::: Einträge im Datensatz
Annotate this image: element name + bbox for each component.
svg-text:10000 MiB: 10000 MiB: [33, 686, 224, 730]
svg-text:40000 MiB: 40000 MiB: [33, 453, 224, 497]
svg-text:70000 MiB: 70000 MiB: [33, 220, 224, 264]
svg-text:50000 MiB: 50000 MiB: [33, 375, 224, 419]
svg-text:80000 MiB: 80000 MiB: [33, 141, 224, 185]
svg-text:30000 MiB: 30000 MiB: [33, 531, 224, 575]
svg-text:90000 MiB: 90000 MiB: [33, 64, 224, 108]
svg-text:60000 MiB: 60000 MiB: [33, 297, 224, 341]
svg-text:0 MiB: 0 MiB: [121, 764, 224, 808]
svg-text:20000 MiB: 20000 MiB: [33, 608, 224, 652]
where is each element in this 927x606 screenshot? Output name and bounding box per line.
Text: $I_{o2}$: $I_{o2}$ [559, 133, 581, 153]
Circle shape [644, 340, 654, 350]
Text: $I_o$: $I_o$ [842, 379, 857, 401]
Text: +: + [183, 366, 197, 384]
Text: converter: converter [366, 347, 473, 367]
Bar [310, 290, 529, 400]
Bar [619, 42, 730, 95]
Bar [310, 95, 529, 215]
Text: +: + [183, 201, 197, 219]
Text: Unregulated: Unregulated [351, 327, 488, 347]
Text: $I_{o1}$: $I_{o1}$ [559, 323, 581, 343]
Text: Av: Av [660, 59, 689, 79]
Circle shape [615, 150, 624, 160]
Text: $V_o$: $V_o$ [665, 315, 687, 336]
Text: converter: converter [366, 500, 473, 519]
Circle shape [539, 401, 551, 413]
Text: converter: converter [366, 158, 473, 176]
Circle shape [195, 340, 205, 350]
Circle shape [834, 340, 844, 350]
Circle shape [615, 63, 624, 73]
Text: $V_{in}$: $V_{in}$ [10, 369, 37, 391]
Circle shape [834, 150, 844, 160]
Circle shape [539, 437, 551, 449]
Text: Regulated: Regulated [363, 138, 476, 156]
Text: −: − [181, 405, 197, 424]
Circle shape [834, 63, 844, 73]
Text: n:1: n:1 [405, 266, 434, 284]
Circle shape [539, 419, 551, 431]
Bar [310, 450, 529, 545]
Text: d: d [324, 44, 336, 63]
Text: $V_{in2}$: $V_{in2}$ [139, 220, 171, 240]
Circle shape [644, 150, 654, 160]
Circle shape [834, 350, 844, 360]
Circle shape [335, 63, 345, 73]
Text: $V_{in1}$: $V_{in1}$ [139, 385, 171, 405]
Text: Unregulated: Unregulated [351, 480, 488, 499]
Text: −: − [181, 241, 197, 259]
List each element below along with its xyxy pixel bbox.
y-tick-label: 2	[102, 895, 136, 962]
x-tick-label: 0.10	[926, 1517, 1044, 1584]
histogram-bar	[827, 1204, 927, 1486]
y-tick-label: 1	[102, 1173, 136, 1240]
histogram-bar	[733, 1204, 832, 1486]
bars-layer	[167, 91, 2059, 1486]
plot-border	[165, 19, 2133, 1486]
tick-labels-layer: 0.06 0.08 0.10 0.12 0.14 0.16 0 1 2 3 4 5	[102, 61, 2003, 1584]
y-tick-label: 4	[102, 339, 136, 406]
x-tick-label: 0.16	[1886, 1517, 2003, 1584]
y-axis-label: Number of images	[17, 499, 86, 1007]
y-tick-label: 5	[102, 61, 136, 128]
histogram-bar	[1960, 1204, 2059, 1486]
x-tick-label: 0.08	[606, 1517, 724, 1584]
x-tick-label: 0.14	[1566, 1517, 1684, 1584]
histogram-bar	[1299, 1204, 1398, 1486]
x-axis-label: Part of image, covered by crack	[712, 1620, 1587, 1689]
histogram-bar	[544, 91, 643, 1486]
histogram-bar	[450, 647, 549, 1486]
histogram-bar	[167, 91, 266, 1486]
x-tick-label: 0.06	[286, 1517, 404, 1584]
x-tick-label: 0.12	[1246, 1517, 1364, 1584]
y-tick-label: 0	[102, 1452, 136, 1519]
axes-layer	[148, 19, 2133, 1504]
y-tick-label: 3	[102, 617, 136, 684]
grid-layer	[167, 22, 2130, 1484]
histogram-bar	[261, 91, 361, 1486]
::::::
Wandle bitte die Zeilen in eine nummerierte Liste um, beginnend am Anfang der Einträge und endend mit der Zeile, die "Circle shape [644, 340, 654, 350]" enthält. Lass dabei alle Leerzeilen weg.

1. Annotate this image: element name + bbox for each component.
2. svg-text:10000 MiB: 10000 MiB: [33, 686, 224, 730]
3. svg-text:40000 MiB: 40000 MiB: [33, 453, 224, 497]
4. svg-text:70000 MiB: 70000 MiB: [33, 220, 224, 264]
5. svg-text:50000 MiB: 50000 MiB: [33, 375, 224, 419]
6. svg-text:80000 MiB: 80000 MiB: [33, 141, 224, 185]
7. svg-text:30000 MiB: 30000 MiB: [33, 531, 224, 575]
8. svg-text:90000 MiB: 90000 MiB: [33, 64, 224, 108]
9. svg-text:60000 MiB: 60000 MiB: [33, 297, 224, 341]
10. svg-text:0 MiB: 0 MiB: [121, 764, 224, 808]
11. svg-text:20000 MiB: 20000 MiB: [33, 608, 224, 652]
12. where is each element in this 927x606 screenshot? Output name and bounding box per line.
13. Text: $I_{o2}$: $I_{o2}$ [559, 133, 581, 153]
14. Circle shape [644, 340, 654, 350]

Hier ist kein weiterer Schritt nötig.